Reproduce each of the lines word for word.

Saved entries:
▽

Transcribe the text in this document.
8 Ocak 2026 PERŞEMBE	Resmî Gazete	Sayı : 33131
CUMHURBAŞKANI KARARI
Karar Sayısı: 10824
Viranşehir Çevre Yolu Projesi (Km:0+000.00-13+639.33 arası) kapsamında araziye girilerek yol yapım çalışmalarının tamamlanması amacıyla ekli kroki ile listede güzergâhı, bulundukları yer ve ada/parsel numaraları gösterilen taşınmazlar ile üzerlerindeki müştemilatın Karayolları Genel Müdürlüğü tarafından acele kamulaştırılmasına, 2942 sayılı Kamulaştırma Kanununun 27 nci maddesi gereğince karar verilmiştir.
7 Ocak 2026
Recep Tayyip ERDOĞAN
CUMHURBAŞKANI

△

§ Output for this exercise
Transcribe the text in this document.
8 Ocak 2026 PERŞEMBE	Resmî Gazete	Sayı : 33131
CUMHURBAŞKANI KARARI
Karar Sayısı: 10824
Viranşehir Çevre Yolu Projesi (Km:0+000.00-13+639.33 arası) kapsamında araziye girilerek yol yapım çalışmalarının tamamlanması amacıyla ekli kroki ile listede güzergâhı, bulundukları yer ve ada/parsel numaraları gösterilen taşınmazlar ile üzerlerindeki müştemilatın Karayolları Genel Müdürlüğü tarafından acele kamulaştırılmasına, 2942 sayılı Kamulaştırma Kanununun 27 nci maddesi gereğince karar verilmiştir.
7 Ocak 2026
Recep Tayyip ERDOĞAN
CUMHURBAŞKANI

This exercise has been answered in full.